TASK TO COMPLETE
Pick out and copy every line below that has the word "你作为活动负责人".

STORED RECORDS
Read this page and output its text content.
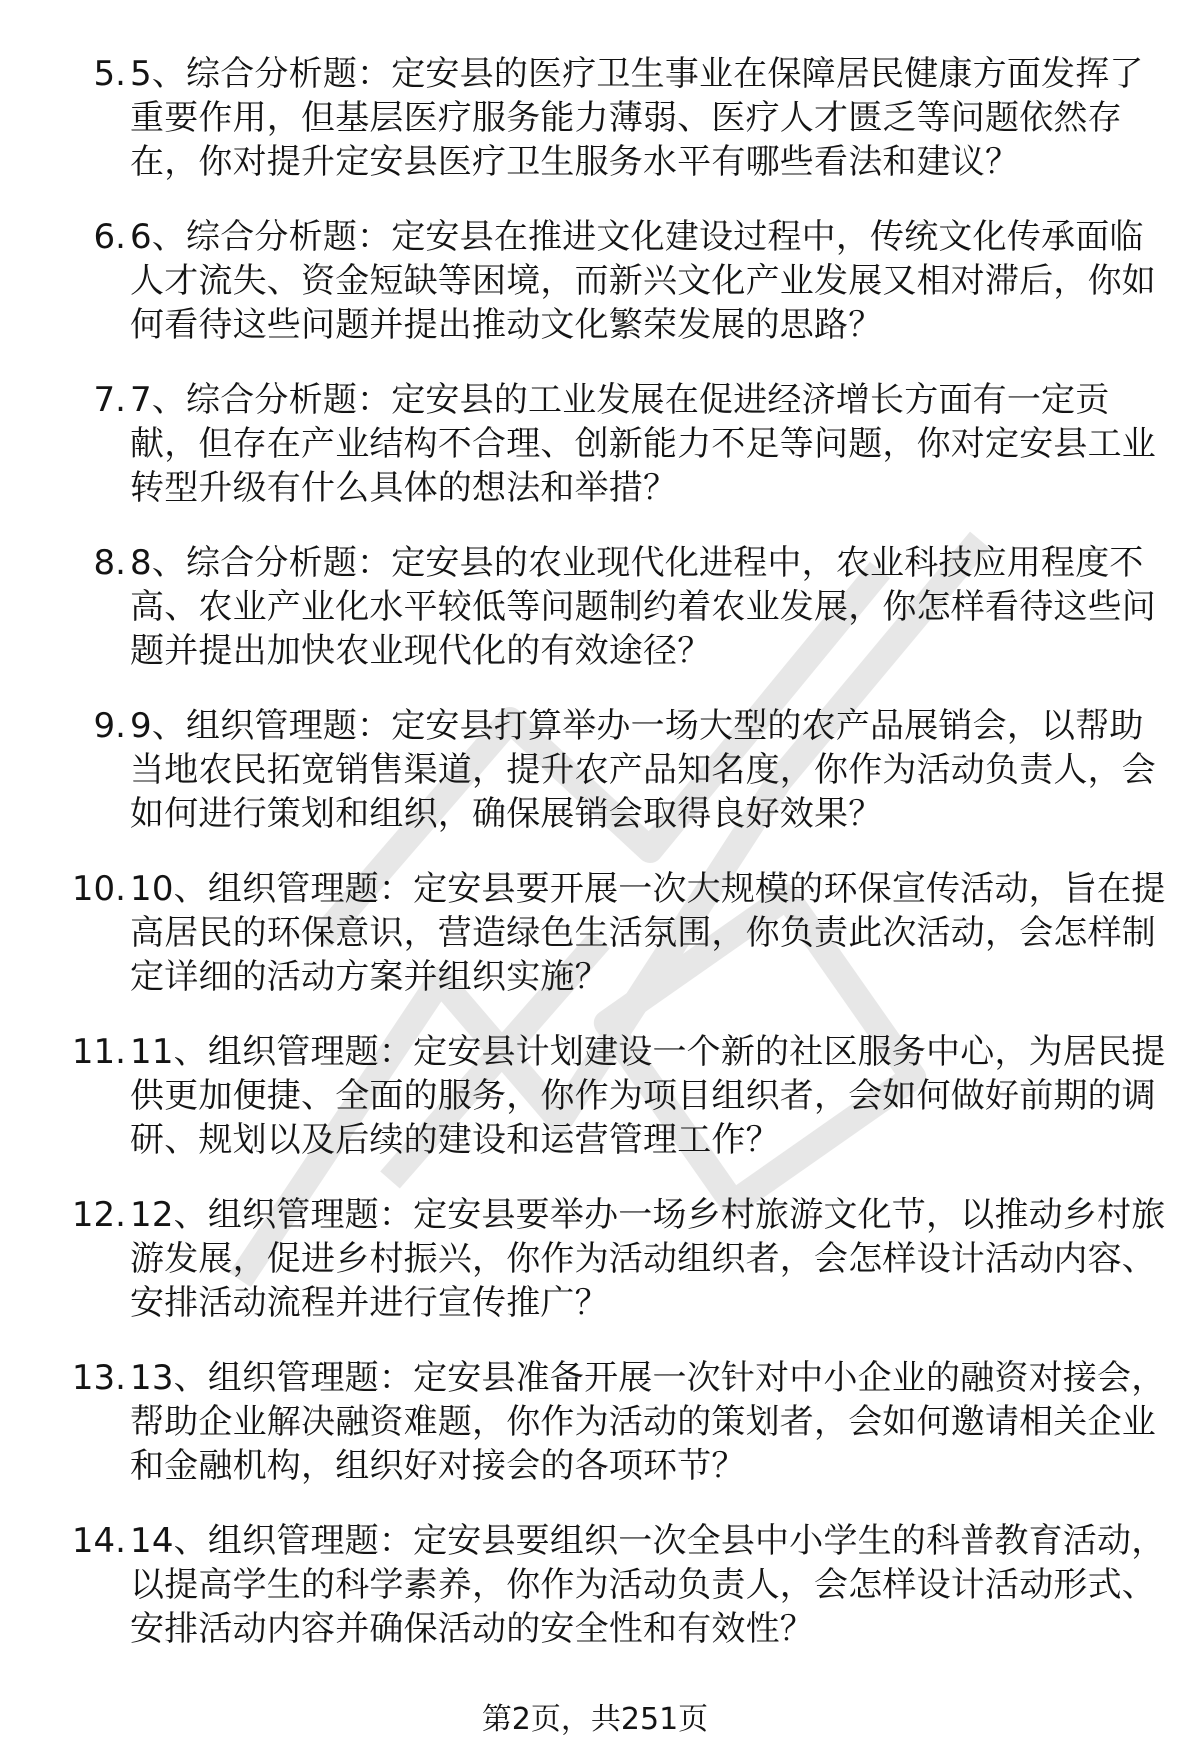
5. 5、综合分析题：定安县的医疗卫生事业在保障居民健康方面发挥了重要作用，但基层医疗服务能力薄弱、医疗人才匮乏等问题依然存在，你对提升定安县医疗卫生服务水平有哪些看法和建议？

6. 6、综合分析题：定安县在推进文化建设过程中，传统文化传承面临人才流失、资金短缺等困境，而新兴文化产业发展又相对滞后，你如何看待这些问题并提出推动文化繁荣发展的思路？

7. 7、综合分析题：定安县的工业发展在促进经济增长方面有一定贡献，但存在产业结构不合理、创新能力不足等问题，你对定安县工业转型升级有什么具体的想法和举措？

8. 8、综合分析题：定安县的农业现代化进程中，农业科技应用程度不高、农业产业化水平较低等问题制约着农业发展，你怎样看待这些问题并提出加快农业现代化的有效途径？

9. 9、组织管理题：定安县打算举办一场大型的农产品展销会，以帮助当地农民拓宽销售渠道，提升农产品知名度，你作为活动负责人，会如何进行策划和组织，确保展销会取得良好效果？

10. 10、组织管理题：定安县要开展一次大规模的环保宣传活动，旨在提高居民的环保意识，营造绿色生活氛围，你负责此次活动，会怎样制定详细的活动方案并组织实施？

11. 11、组织管理题：定安县计划建设一个新的社区服务中心，为居民提供更加便捷、全面的服务，你作为项目组织者，会如何做好前期的调研、规划以及后续的建设和运营管理工作？

12. 12、组织管理题：定安县要举办一场乡村旅游文化节，以推动乡村旅游发展，促进乡村振兴，你作为活动组织者，会怎样设计活动内容、安排活动流程并进行宣传推广？

13. 13、组织管理题：定安县准备开展一次针对中小企业的融资对接会，帮助企业解决融资难题，你作为活动的策划者，会如何邀请相关企业和金融机构，组织好对接会的各项环节？

14. 14、组织管理题：定安县要组织一次全县中小学生的科普教育活动，以提高学生的科学素养，你作为活动负责人，会怎样设计活动形式、安排活动内容并确保活动的安全性和有效性？

第2页，共251页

COMPLETED TASK
9. 9、组织管理题：定安县打算举办一场大型的农产品展销会，以帮助当地农民拓宽销售渠道，提升农产品知名度，你作为活动负责人，会如何进行策划和组织，确保展销会取得良好效果？
14. 14、组织管理题：定安县要组织一次全县中小学生的科普教育活动，以提高学生的科学素养，你作为活动负责人，会怎样设计活动形式、安排活动内容并确保活动的安全性和有效性？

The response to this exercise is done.